Wherever the word "nécessaire" turns up in a line of the entries, copy that line.

■ **Entries shown**:
##########
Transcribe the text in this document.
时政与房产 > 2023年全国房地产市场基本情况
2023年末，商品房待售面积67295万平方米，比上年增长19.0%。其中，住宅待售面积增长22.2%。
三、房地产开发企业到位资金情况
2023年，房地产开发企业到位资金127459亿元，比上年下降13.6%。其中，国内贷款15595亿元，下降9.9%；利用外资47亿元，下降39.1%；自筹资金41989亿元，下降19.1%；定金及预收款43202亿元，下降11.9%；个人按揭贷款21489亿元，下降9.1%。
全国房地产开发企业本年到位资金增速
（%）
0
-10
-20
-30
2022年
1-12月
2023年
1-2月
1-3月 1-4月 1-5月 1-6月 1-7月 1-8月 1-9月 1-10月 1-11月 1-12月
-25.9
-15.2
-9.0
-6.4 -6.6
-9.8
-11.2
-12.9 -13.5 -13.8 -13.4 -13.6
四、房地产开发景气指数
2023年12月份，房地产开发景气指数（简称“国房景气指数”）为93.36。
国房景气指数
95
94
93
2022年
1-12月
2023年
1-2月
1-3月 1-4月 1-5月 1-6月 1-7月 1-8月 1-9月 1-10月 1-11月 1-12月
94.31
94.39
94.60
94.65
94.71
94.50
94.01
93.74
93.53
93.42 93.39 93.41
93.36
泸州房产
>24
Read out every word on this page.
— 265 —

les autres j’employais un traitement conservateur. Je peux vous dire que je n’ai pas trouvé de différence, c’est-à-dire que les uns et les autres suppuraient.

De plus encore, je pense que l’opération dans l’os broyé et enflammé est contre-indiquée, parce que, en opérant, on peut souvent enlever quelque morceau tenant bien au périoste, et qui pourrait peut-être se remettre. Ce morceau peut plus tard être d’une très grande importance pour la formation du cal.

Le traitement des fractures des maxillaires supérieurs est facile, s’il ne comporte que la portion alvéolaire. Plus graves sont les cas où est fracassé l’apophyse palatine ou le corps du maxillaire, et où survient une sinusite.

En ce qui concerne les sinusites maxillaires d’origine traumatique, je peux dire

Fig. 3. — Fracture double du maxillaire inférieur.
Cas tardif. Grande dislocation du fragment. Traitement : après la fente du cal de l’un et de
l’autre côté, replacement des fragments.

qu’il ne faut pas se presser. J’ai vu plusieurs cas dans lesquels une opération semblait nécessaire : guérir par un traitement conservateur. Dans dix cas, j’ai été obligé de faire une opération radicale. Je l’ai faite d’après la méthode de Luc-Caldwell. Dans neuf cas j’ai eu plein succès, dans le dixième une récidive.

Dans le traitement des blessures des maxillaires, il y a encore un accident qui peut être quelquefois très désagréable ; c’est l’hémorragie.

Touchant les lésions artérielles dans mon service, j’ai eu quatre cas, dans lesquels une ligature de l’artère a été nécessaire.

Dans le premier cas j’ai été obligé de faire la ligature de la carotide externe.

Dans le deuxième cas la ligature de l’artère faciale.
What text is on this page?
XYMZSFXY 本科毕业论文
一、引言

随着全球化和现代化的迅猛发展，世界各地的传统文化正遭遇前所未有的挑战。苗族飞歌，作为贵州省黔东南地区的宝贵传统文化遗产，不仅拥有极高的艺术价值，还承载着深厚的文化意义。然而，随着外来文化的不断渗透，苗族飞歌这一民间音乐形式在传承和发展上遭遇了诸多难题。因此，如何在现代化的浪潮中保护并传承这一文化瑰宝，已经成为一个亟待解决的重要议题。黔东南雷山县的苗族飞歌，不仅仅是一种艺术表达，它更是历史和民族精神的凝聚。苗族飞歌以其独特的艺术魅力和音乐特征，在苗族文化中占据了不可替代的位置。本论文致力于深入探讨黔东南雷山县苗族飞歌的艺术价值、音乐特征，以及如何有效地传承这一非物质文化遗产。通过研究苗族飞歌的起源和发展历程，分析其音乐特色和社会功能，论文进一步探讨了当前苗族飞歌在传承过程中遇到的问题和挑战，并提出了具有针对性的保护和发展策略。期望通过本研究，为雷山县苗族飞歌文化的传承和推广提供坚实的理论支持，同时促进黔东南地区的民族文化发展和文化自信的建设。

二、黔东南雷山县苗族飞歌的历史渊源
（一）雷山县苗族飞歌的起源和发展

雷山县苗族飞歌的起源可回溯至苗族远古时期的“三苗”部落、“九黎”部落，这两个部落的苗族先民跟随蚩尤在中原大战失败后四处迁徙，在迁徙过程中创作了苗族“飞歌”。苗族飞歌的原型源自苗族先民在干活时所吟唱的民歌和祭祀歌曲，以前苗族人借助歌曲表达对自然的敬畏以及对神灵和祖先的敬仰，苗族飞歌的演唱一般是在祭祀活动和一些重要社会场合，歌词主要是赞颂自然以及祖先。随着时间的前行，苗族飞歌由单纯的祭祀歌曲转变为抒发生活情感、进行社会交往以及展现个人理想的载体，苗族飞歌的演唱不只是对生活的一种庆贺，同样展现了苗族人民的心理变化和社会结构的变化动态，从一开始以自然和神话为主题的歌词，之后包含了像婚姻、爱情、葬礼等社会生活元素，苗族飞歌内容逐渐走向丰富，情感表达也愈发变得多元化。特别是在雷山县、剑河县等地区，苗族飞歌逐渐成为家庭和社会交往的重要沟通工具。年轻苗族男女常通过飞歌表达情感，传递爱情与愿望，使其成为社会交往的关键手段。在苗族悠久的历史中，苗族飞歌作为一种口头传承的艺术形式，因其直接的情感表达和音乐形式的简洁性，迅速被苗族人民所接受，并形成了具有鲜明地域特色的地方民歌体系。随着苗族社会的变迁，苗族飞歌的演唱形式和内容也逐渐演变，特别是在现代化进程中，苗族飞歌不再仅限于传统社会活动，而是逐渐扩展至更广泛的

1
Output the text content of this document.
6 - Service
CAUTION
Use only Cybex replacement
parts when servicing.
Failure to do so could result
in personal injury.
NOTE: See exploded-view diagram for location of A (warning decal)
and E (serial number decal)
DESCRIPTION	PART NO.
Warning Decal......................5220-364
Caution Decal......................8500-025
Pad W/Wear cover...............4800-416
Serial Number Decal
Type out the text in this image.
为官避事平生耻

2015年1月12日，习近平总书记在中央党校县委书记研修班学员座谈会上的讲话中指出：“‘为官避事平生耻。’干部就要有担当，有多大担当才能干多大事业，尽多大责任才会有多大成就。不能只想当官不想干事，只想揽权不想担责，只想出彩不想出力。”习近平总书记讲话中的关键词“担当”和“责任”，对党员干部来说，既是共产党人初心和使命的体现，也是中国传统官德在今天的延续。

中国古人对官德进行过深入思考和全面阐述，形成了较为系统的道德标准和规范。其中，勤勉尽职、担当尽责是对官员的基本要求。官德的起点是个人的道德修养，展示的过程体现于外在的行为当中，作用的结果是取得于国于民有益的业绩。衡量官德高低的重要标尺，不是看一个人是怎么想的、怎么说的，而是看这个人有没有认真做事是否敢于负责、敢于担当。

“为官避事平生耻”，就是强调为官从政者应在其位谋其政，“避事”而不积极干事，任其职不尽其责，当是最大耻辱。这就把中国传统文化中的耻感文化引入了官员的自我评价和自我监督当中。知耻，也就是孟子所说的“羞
##########
■ **Result of this exercise**:
qu’il ne faut pas se presser. J’ai vu plusieurs cas dans lesquels une opération semblait nécessaire : guérir par un traitement conservateur. Dans dix cas, j’ai été obligé de faire une opération radicale. Je l’ai faite d’après la méthode de Luc-Caldwell. Dans neuf cas j’ai eu plein succès, dans le dixième une récidive.
Touchant les lésions artérielles dans mon service, j’ai eu quatre cas, dans lesquels une ligature de l’artère a été nécessaire.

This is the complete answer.